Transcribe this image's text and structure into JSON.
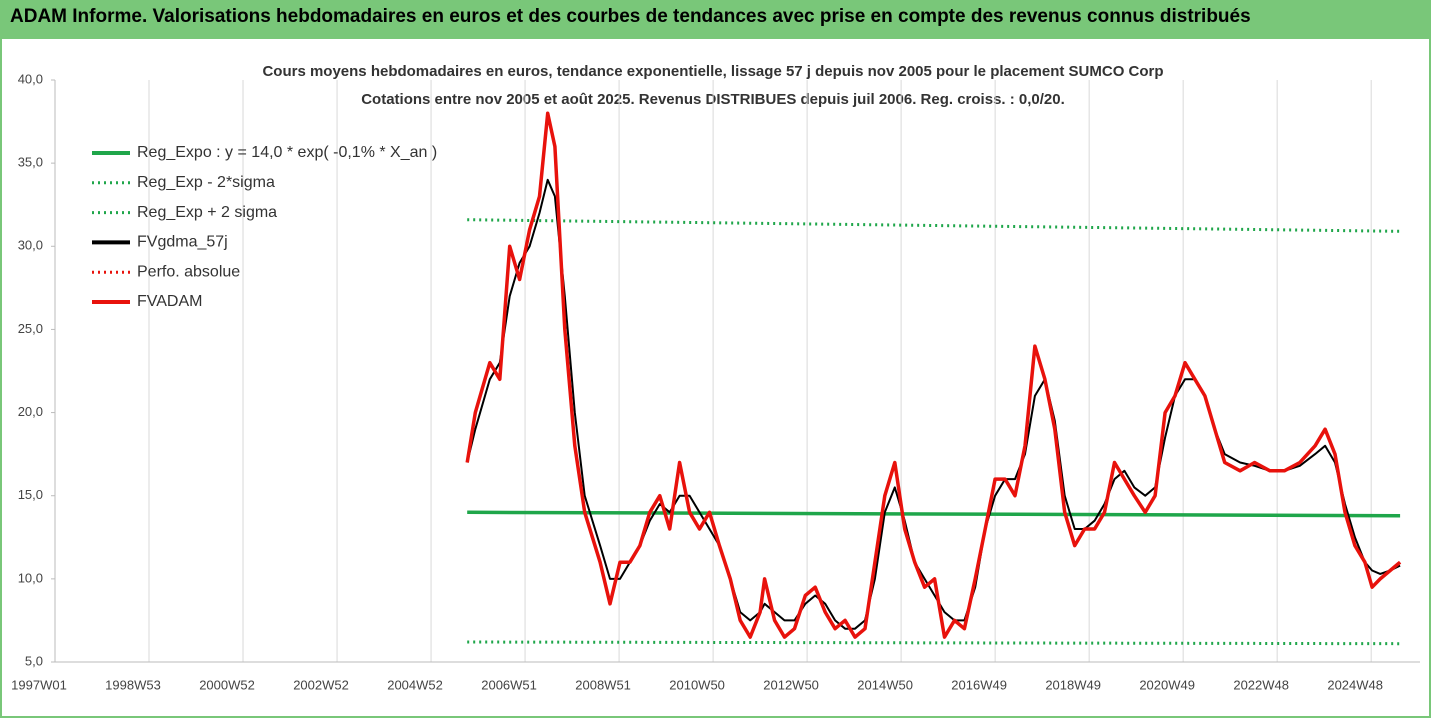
{
  "header": {
    "title": "ADAM Informe. Valorisations hebdomadaires en euros et des courbes de tendances avec prise en compte des revenus connus distribués"
  },
  "chart_data": {
    "type": "line",
    "title": "Cours moyens hebdomadaires en euros, tendance exponentielle, lissage 57 j depuis nov 2005 pour le placement SUMCO Corp",
    "subtitle": "Cotations entre nov 2005 et août 2025. Revenus DISTRIBUES depuis juil 2006. Reg. croiss. : 0,0/20.",
    "xlim": [
      0,
      1510
    ],
    "xticks": [
      {
        "value": 0,
        "label": "1997W01"
      },
      {
        "value": 104,
        "label": "1998W53"
      },
      {
        "value": 208,
        "label": "2000W52"
      },
      {
        "value": 312,
        "label": "2002W52"
      },
      {
        "value": 416,
        "label": "2004W52"
      },
      {
        "value": 520,
        "label": "2006W51"
      },
      {
        "value": 624,
        "label": "2008W51"
      },
      {
        "value": 728,
        "label": "2010W50"
      },
      {
        "value": 832,
        "label": "2012W50"
      },
      {
        "value": 936,
        "label": "2014W50"
      },
      {
        "value": 1040,
        "label": "2016W49"
      },
      {
        "value": 1144,
        "label": "2018W49"
      },
      {
        "value": 1248,
        "label": "2020W49"
      },
      {
        "value": 1352,
        "label": "2022W48"
      },
      {
        "value": 1456,
        "label": "2024W48"
      }
    ],
    "ylim": [
      5,
      40
    ],
    "yticks": [
      {
        "value": 5,
        "label": "5,0"
      },
      {
        "value": 10,
        "label": "10,0"
      },
      {
        "value": 15,
        "label": "15,0"
      },
      {
        "value": 20,
        "label": "20,0"
      },
      {
        "value": 25,
        "label": "25,0"
      },
      {
        "value": 30,
        "label": "30,0"
      },
      {
        "value": 35,
        "label": "35,0"
      },
      {
        "value": 40,
        "label": "40,0"
      }
    ],
    "grid_x": true,
    "x": [
      456,
      465,
      481,
      492,
      503,
      514,
      525,
      536,
      545,
      553,
      564,
      575,
      586,
      603,
      614,
      625,
      636,
      647,
      658,
      669,
      680,
      691,
      702,
      713,
      724,
      735,
      747,
      758,
      769,
      780,
      785,
      796,
      807,
      818,
      830,
      841,
      852,
      863,
      874,
      885,
      896,
      907,
      918,
      929,
      940,
      951,
      962,
      973,
      984,
      995,
      1006,
      1018,
      1029,
      1040,
      1051,
      1062,
      1073,
      1084,
      1095,
      1106,
      1117,
      1128,
      1139,
      1150,
      1161,
      1172,
      1183,
      1194,
      1206,
      1217,
      1228,
      1239,
      1250,
      1261,
      1272,
      1283,
      1294,
      1311,
      1327,
      1344,
      1360,
      1377,
      1394,
      1405,
      1416,
      1427,
      1438,
      1449,
      1457,
      1466,
      1477,
      1488
    ],
    "series": [
      {
        "name": "Reg_Expo : y = 14,0 * exp( -0,1% *  X_an )",
        "color": "#1fa64a",
        "style": "solid",
        "x": [
          456,
          1488
        ],
        "values": [
          14.0,
          13.8
        ]
      },
      {
        "name": "Reg_Exp - 2*sigma",
        "color": "#1fa64a",
        "style": "dotted",
        "x": [
          456,
          1488
        ],
        "values": [
          6.2,
          6.1
        ]
      },
      {
        "name": "Reg_Exp + 2 sigma",
        "color": "#1fa64a",
        "style": "dotted",
        "x": [
          456,
          1488
        ],
        "values": [
          31.6,
          30.9
        ]
      },
      {
        "name": "FVgdma_57j",
        "color": "#000000",
        "style": "solid",
        "values": [
          17,
          19,
          22,
          23,
          27,
          29,
          30,
          32,
          34,
          33,
          27,
          20,
          15,
          12,
          10,
          10,
          11,
          12,
          13.5,
          14.5,
          14,
          15,
          15,
          14,
          13,
          12,
          10,
          8,
          7.5,
          8,
          8.5,
          8,
          7.5,
          7.5,
          8.5,
          9,
          8.5,
          7.5,
          7,
          7,
          7.5,
          10,
          14,
          15.5,
          13.5,
          11,
          10,
          9,
          8,
          7.5,
          7.5,
          9.5,
          13,
          15,
          16,
          16,
          17.5,
          21,
          22,
          19.5,
          15,
          13,
          13,
          13.5,
          14.5,
          16,
          16.5,
          15.5,
          15,
          15.5,
          18.5,
          21,
          22,
          22,
          21,
          19,
          17.5,
          17,
          16.8,
          16.5,
          16.5,
          16.8,
          17.5,
          18,
          17,
          14.5,
          12.5,
          11,
          10.5,
          10.3,
          10.5,
          10.8
        ]
      },
      {
        "name": "Perfo. absolue",
        "color": "#e8120c",
        "style": "dotted",
        "x": [],
        "values": []
      },
      {
        "name": "FVADAM",
        "color": "#e8120c",
        "style": "solid",
        "values": [
          17,
          20,
          23,
          22,
          30,
          28,
          31,
          33,
          38,
          36,
          25,
          18,
          14,
          11,
          8.5,
          11,
          11,
          12,
          14,
          15,
          13,
          17,
          14,
          13,
          14,
          12,
          10,
          7.5,
          6.5,
          8,
          10,
          7.5,
          6.5,
          7,
          9,
          9.5,
          8,
          7,
          7.5,
          6.5,
          7,
          11,
          15,
          17,
          13,
          11,
          9.5,
          10,
          6.5,
          7.5,
          7,
          10,
          13,
          16,
          16,
          15,
          18,
          24,
          22,
          19,
          14,
          12,
          13,
          13,
          14,
          17,
          16,
          15,
          14,
          15,
          20,
          21,
          23,
          22,
          21,
          19,
          17,
          16.5,
          17,
          16.5,
          16.5,
          17,
          18,
          19,
          17.5,
          14,
          12,
          11,
          9.5,
          10,
          10.5,
          11
        ]
      }
    ]
  }
}
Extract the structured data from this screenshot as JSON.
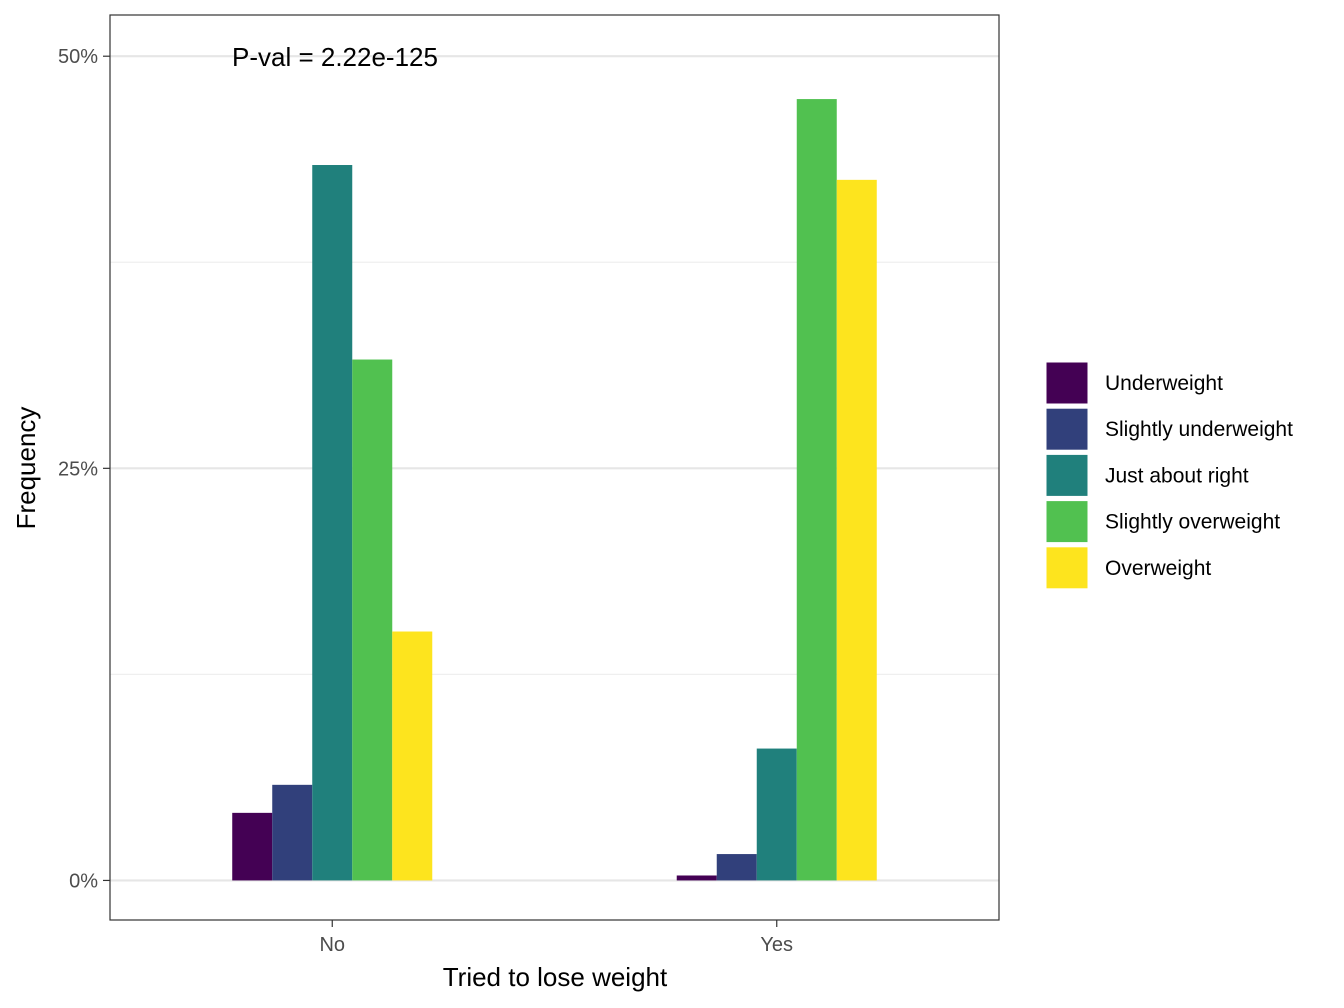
{
  "chart_data": {
    "type": "bar",
    "title": "",
    "annotation": "P-val = 2.22e-125",
    "xlabel": "Tried to lose weight",
    "ylabel": "Frequency",
    "categories": [
      "No",
      "Yes"
    ],
    "ylim": [
      -0.024,
      0.525
    ],
    "yticks": [
      0,
      0.25,
      0.5
    ],
    "ytick_labels": [
      "0%",
      "25%",
      "50%"
    ],
    "grid": true,
    "legend_position": "right",
    "series": [
      {
        "name": "Underweight",
        "color": "#440154",
        "values": [
          0.041,
          0.003
        ]
      },
      {
        "name": "Slightly underweight",
        "color": "#31407b",
        "values": [
          0.058,
          0.016
        ]
      },
      {
        "name": "Just about right",
        "color": "#20807c",
        "values": [
          0.434,
          0.08
        ]
      },
      {
        "name": "Slightly overweight",
        "color": "#51c150",
        "values": [
          0.316,
          0.474
        ]
      },
      {
        "name": "Overweight",
        "color": "#fde41e",
        "values": [
          0.151,
          0.425
        ]
      }
    ]
  }
}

Set problem :: Your task is an exact transcription of all the data, minus the pictures.

Written reply ::
Transcribe this image's text and structure into JSON.
{
  "header": {
    "title": "ADAM Informe. Valorisations hebdomadaires en euros et des courbes de tendances avec prise en compte des revenus connus distribués"
  },
  "chart_data": {
    "type": "line",
    "title": "Cours moyens hebdomadaires en euros, tendance exponentielle, lissage 57 j depuis nov 2005 pour le placement SUMCO Corp",
    "subtitle": "Cotations entre nov 2005 et août 2025. Revenus DISTRIBUES depuis juil 2006. Reg. croiss. : 0,0/20.",
    "xlim": [
      0,
      1510
    ],
    "xticks": [
      {
        "value": 0,
        "label": "1997W01"
      },
      {
        "value": 104,
        "label": "1998W53"
      },
      {
        "value": 208,
        "label": "2000W52"
      },
      {
        "value": 312,
        "label": "2002W52"
      },
      {
        "value": 416,
        "label": "2004W52"
      },
      {
        "value": 520,
        "label": "2006W51"
      },
      {
        "value": 624,
        "label": "2008W51"
      },
      {
        "value": 728,
        "label": "2010W50"
      },
      {
        "value": 832,
        "label": "2012W50"
      },
      {
        "value": 936,
        "label": "2014W50"
      },
      {
        "value": 1040,
        "label": "2016W49"
      },
      {
        "value": 1144,
        "label": "2018W49"
      },
      {
        "value": 1248,
        "label": "2020W49"
      },
      {
        "value": 1352,
        "label": "2022W48"
      },
      {
        "value": 1456,
        "label": "2024W48"
      }
    ],
    "ylim": [
      5,
      40
    ],
    "yticks": [
      {
        "value": 5,
        "label": "5,0"
      },
      {
        "value": 10,
        "label": "10,0"
      },
      {
        "value": 15,
        "label": "15,0"
      },
      {
        "value": 20,
        "label": "20,0"
      },
      {
        "value": 25,
        "label": "25,0"
      },
      {
        "value": 30,
        "label": "30,0"
      },
      {
        "value": 35,
        "label": "35,0"
      },
      {
        "value": 40,
        "label": "40,0"
      }
    ],
    "grid_x": true,
    "x": [
      456,
      465,
      481,
      492,
      503,
      514,
      525,
      536,
      545,
      553,
      564,
      575,
      586,
      603,
      614,
      625,
      636,
      647,
      658,
      669,
      680,
      691,
      702,
      713,
      724,
      735,
      747,
      758,
      769,
      780,
      785,
      796,
      807,
      818,
      830,
      841,
      852,
      863,
      874,
      885,
      896,
      907,
      918,
      929,
      940,
      951,
      962,
      973,
      984,
      995,
      1006,
      1018,
      1029,
      1040,
      1051,
      1062,
      1073,
      1084,
      1095,
      1106,
      1117,
      1128,
      1139,
      1150,
      1161,
      1172,
      1183,
      1194,
      1206,
      1217,
      1228,
      1239,
      1250,
      1261,
      1272,
      1283,
      1294,
      1311,
      1327,
      1344,
      1360,
      1377,
      1394,
      1405,
      1416,
      1427,
      1438,
      1449,
      1457,
      1466,
      1477,
      1488
    ],
    "series": [
      {
        "name": "Reg_Expo : y = 14,0 * exp( -0,1% *  X_an )",
        "color": "#1fa64a",
        "style": "solid",
        "x": [
          456,
          1488
        ],
        "values": [
          14.0,
          13.8
        ]
      },
      {
        "name": "Reg_Exp - 2*sigma",
        "color": "#1fa64a",
        "style": "dotted",
        "x": [
          456,
          1488
        ],
        "values": [
          6.2,
          6.1
        ]
      },
      {
        "name": "Reg_Exp + 2 sigma",
        "color": "#1fa64a",
        "style": "dotted",
        "x": [
          456,
          1488
        ],
        "values": [
          31.6,
          30.9
        ]
      },
      {
        "name": "FVgdma_57j",
        "color": "#000000",
        "style": "solid",
        "values": [
          17,
          19,
          22,
          23,
          27,
          29,
          30,
          32,
          34,
          33,
          27,
          20,
          15,
          12,
          10,
          10,
          11,
          12,
          13.5,
          14.5,
          14,
          15,
          15,
          14,
          13,
          12,
          10,
          8,
          7.5,
          8,
          8.5,
          8,
          7.5,
          7.5,
          8.5,
          9,
          8.5,
          7.5,
          7,
          7,
          7.5,
          10,
          14,
          15.5,
          13.5,
          11,
          10,
          9,
          8,
          7.5,
          7.5,
          9.5,
          13,
          15,
          16,
          16,
          17.5,
          21,
          22,
          19.5,
          15,
          13,
          13,
          13.5,
          14.5,
          16,
          16.5,
          15.5,
          15,
          15.5,
          18.5,
          21,
          22,
          22,
          21,
          19,
          17.5,
          17,
          16.8,
          16.5,
          16.5,
          16.8,
          17.5,
          18,
          17,
          14.5,
          12.5,
          11,
          10.5,
          10.3,
          10.5,
          10.8
        ]
      },
      {
        "name": "Perfo. absolue",
        "color": "#e8120c",
        "style": "dotted",
        "x": [],
        "values": []
      },
      {
        "name": "FVADAM",
        "color": "#e8120c",
        "style": "solid",
        "values": [
          17,
          20,
          23,
          22,
          30,
          28,
          31,
          33,
          38,
          36,
          25,
          18,
          14,
          11,
          8.5,
          11,
          11,
          12,
          14,
          15,
          13,
          17,
          14,
          13,
          14,
          12,
          10,
          7.5,
          6.5,
          8,
          10,
          7.5,
          6.5,
          7,
          9,
          9.5,
          8,
          7,
          7.5,
          6.5,
          7,
          11,
          15,
          17,
          13,
          11,
          9.5,
          10,
          6.5,
          7.5,
          7,
          10,
          13,
          16,
          16,
          15,
          18,
          24,
          22,
          19,
          14,
          12,
          13,
          13,
          14,
          17,
          16,
          15,
          14,
          15,
          20,
          21,
          23,
          22,
          21,
          19,
          17,
          16.5,
          17,
          16.5,
          16.5,
          17,
          18,
          19,
          17.5,
          14,
          12,
          11,
          9.5,
          10,
          10.5,
          11
        ]
      }
    ]
  }
}
Extract the structured data from this screenshot as JSON.
{
  "chart_data": {
    "type": "bar",
    "title": "",
    "annotation": "P-val = 2.22e-125",
    "xlabel": "Tried to lose weight",
    "ylabel": "Frequency",
    "categories": [
      "No",
      "Yes"
    ],
    "ylim": [
      -0.024,
      0.525
    ],
    "yticks": [
      0,
      0.25,
      0.5
    ],
    "ytick_labels": [
      "0%",
      "25%",
      "50%"
    ],
    "grid": true,
    "legend_position": "right",
    "series": [
      {
        "name": "Underweight",
        "color": "#440154",
        "values": [
          0.041,
          0.003
        ]
      },
      {
        "name": "Slightly underweight",
        "color": "#31407b",
        "values": [
          0.058,
          0.016
        ]
      },
      {
        "name": "Just about right",
        "color": "#20807c",
        "values": [
          0.434,
          0.08
        ]
      },
      {
        "name": "Slightly overweight",
        "color": "#51c150",
        "values": [
          0.316,
          0.474
        ]
      },
      {
        "name": "Overweight",
        "color": "#fde41e",
        "values": [
          0.151,
          0.425
        ]
      }
    ]
  }
}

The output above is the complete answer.